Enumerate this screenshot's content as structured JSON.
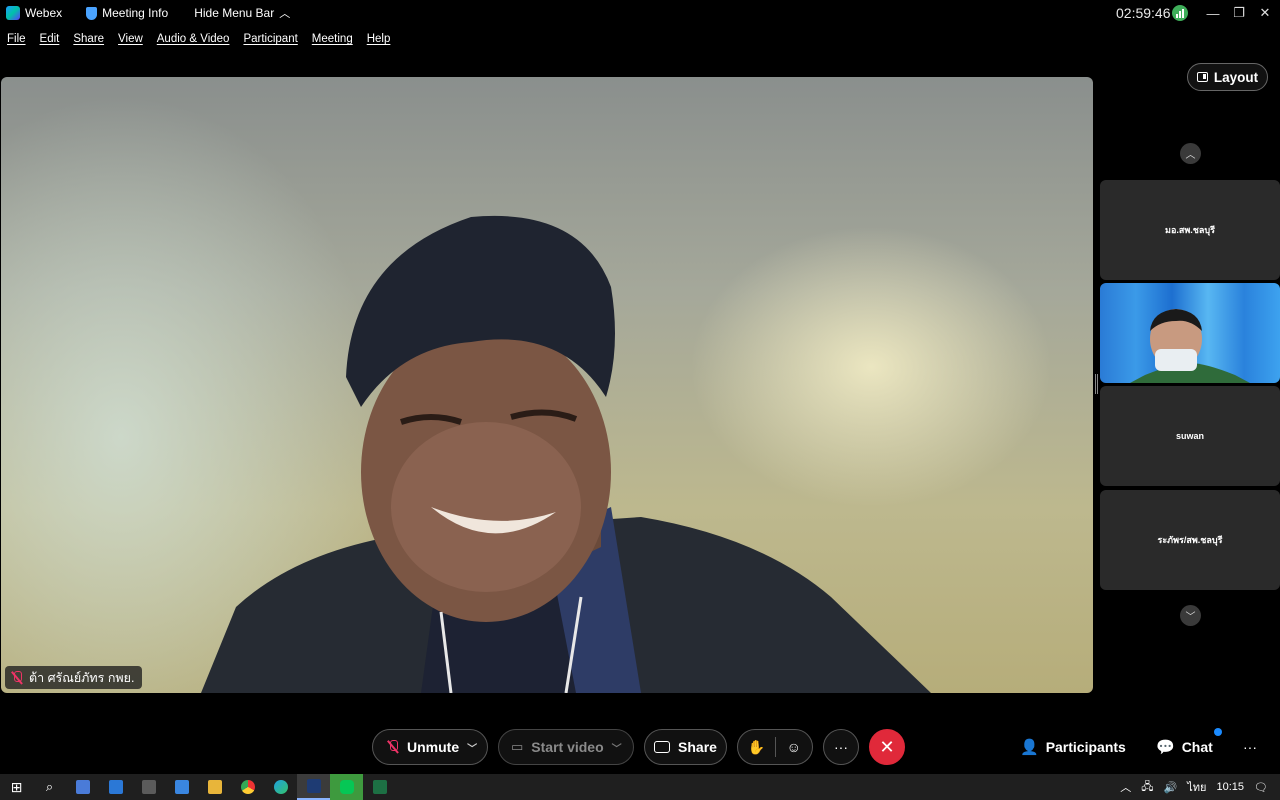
{
  "titlebar": {
    "app_name": "Webex",
    "meeting_info": "Meeting Info",
    "hide_menu": "Hide Menu Bar",
    "clock": "02:59:46"
  },
  "menu": [
    "File",
    "Edit",
    "Share",
    "View",
    "Audio & Video",
    "Participant",
    "Meeting",
    "Help"
  ],
  "main_video": {
    "name": "ต้า ศรัณย์ภัทร กพย."
  },
  "sidebar": {
    "layout_label": "Layout",
    "tiles": [
      {
        "name": "มอ.สพ.ชลบุรี"
      },
      {
        "name": ""
      },
      {
        "name": "suwan"
      },
      {
        "name": "ระภัพร/สพ.ชลบุรี"
      }
    ]
  },
  "controls": {
    "unmute": "Unmute",
    "start_video": "Start video",
    "share": "Share",
    "more": "···",
    "participants": "Participants",
    "chat": "Chat",
    "overflow": "···"
  },
  "taskbar": {
    "lang": "ไทย",
    "time": "10:15"
  },
  "colors": {
    "end_button": "#e0293a",
    "connection_good": "#3fae5a",
    "chat_badge": "#1b8bff"
  }
}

TO BE DONE: Exclude the pictures and transcribe all of the entries exactly.

FULL RESPONSE:
Enumerate this screenshot's content as structured JSON.
{
  "titlebar": {
    "app_name": "Webex",
    "meeting_info": "Meeting Info",
    "hide_menu": "Hide Menu Bar",
    "clock": "02:59:46"
  },
  "menu": [
    "File",
    "Edit",
    "Share",
    "View",
    "Audio & Video",
    "Participant",
    "Meeting",
    "Help"
  ],
  "main_video": {
    "name": "ต้า ศรัณย์ภัทร กพย."
  },
  "sidebar": {
    "layout_label": "Layout",
    "tiles": [
      {
        "name": "มอ.สพ.ชลบุรี"
      },
      {
        "name": ""
      },
      {
        "name": "suwan"
      },
      {
        "name": "ระภัพร/สพ.ชลบุรี"
      }
    ]
  },
  "controls": {
    "unmute": "Unmute",
    "start_video": "Start video",
    "share": "Share",
    "more": "···",
    "participants": "Participants",
    "chat": "Chat",
    "overflow": "···"
  },
  "taskbar": {
    "lang": "ไทย",
    "time": "10:15"
  },
  "colors": {
    "end_button": "#e0293a",
    "connection_good": "#3fae5a",
    "chat_badge": "#1b8bff"
  }
}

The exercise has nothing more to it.